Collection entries
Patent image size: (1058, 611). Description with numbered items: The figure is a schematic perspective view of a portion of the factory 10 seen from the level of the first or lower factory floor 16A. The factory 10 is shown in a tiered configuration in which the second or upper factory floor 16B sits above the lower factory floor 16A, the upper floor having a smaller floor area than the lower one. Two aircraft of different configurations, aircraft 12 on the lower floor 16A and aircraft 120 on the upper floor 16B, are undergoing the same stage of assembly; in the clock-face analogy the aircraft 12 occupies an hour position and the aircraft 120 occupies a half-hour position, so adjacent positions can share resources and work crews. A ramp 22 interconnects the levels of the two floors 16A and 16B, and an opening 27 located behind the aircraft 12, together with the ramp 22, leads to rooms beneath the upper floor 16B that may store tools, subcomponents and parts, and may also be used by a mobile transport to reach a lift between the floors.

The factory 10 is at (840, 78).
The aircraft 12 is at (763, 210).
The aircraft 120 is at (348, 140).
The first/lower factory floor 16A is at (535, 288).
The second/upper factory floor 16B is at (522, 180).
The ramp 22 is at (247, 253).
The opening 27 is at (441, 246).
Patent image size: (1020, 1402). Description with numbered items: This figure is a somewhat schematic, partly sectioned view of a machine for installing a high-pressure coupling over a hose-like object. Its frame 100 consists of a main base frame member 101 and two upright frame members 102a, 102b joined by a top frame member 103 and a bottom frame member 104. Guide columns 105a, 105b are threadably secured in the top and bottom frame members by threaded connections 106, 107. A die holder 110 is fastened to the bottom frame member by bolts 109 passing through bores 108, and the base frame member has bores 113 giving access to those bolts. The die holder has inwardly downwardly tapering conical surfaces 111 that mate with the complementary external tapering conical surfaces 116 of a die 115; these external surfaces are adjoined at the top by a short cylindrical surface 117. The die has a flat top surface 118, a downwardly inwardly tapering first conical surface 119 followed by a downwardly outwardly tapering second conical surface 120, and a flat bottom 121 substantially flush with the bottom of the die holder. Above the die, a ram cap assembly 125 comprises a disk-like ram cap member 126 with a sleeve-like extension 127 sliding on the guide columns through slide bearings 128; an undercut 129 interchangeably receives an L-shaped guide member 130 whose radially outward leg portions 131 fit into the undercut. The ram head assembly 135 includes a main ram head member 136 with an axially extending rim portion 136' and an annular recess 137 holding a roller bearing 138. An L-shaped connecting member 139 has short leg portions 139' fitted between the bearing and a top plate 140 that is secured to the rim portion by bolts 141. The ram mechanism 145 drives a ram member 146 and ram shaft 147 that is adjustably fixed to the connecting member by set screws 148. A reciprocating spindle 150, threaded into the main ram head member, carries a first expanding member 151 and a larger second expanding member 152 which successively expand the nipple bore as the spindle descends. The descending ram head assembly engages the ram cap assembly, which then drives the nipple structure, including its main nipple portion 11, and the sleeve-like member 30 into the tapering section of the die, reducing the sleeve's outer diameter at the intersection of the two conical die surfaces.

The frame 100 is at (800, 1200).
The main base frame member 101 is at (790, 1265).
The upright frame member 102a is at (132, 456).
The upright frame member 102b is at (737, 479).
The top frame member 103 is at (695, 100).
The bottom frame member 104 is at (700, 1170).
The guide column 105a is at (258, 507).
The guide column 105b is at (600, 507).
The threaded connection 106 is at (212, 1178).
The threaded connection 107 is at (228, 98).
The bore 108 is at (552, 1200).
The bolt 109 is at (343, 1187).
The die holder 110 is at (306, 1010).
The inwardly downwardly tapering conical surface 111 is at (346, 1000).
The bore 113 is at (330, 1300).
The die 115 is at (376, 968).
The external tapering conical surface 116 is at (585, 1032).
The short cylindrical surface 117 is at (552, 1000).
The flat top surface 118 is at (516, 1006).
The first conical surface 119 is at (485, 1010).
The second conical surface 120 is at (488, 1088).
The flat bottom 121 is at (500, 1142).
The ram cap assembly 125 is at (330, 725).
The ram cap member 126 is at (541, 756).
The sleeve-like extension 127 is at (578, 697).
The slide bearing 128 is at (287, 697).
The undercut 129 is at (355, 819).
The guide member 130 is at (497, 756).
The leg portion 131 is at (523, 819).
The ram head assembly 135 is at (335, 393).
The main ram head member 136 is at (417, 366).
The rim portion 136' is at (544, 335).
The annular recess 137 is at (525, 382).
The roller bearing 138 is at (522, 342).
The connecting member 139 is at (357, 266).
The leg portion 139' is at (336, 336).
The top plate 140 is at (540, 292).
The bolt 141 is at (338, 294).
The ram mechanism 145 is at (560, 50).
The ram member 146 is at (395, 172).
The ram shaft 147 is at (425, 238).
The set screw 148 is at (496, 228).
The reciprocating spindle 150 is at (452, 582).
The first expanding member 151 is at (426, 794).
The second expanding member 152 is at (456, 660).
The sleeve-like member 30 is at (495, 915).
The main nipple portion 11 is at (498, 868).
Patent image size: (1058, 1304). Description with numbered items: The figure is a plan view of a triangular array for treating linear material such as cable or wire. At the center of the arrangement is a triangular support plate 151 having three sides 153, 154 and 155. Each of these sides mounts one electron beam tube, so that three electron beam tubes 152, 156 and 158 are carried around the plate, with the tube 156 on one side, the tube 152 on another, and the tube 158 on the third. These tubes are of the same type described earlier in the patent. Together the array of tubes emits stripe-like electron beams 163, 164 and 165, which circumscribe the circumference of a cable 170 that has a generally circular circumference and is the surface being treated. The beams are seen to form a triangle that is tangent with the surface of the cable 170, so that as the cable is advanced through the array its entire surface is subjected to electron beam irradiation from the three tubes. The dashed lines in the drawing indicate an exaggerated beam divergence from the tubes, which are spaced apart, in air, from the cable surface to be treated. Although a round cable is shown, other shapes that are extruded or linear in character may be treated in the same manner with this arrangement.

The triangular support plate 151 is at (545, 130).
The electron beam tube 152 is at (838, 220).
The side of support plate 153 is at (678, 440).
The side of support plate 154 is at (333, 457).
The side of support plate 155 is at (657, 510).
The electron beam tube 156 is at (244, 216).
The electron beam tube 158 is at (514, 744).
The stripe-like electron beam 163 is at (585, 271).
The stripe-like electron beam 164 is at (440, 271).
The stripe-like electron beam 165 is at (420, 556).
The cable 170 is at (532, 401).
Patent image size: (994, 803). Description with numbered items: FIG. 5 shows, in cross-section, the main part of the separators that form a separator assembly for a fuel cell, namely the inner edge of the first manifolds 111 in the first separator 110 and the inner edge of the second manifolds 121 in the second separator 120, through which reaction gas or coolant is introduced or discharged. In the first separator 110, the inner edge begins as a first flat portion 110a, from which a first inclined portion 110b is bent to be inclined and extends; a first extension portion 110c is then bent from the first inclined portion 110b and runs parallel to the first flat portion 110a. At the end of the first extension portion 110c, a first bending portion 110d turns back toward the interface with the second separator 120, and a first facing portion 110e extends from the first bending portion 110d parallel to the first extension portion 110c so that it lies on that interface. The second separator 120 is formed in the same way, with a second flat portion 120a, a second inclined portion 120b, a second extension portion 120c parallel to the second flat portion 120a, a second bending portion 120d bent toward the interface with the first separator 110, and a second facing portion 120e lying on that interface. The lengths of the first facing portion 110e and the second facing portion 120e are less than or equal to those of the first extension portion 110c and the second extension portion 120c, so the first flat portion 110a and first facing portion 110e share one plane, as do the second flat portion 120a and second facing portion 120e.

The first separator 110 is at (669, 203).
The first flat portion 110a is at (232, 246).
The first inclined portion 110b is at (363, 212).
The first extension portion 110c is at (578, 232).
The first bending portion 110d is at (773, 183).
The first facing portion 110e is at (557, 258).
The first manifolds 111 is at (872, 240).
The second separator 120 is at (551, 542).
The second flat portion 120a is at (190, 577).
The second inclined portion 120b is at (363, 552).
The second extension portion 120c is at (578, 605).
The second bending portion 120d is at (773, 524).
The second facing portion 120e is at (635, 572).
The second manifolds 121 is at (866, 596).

**GOAL**
Reproduce the listing word for word from its first line through the line containing "The opening 27 is at (441, 246).", with both of those lines included.

**RESPONSE BELOW**
Patent image size: (1058, 611). Description with numbered items: The figure is a schematic perspective view of a portion of the factory 10 seen from the level of the first or lower factory floor 16A. The factory 10 is shown in a tiered configuration in which the second or upper factory floor 16B sits above the lower factory floor 16A, the upper floor having a smaller floor area than the lower one. Two aircraft of different configurations, aircraft 12 on the lower floor 16A and aircraft 120 on the upper floor 16B, are undergoing the same stage of assembly; in the clock-face analogy the aircraft 12 occupies an hour position and the aircraft 120 occupies a half-hour position, so adjacent positions can share resources and work crews. A ramp 22 interconnects the levels of the two floors 16A and 16B, and an opening 27 located behind the aircraft 12, together with the ramp 22, leads to rooms beneath the upper floor 16B that may store tools, subcomponents and parts, and may also be used by a mobile transport to reach a lift between the floors.

The factory 10 is at (840, 78).
The aircraft 12 is at (763, 210).
The aircraft 120 is at (348, 140).
The first/lower factory floor 16A is at (535, 288).
The second/upper factory floor 16B is at (522, 180).
The ramp 22 is at (247, 253).
The opening 27 is at (441, 246).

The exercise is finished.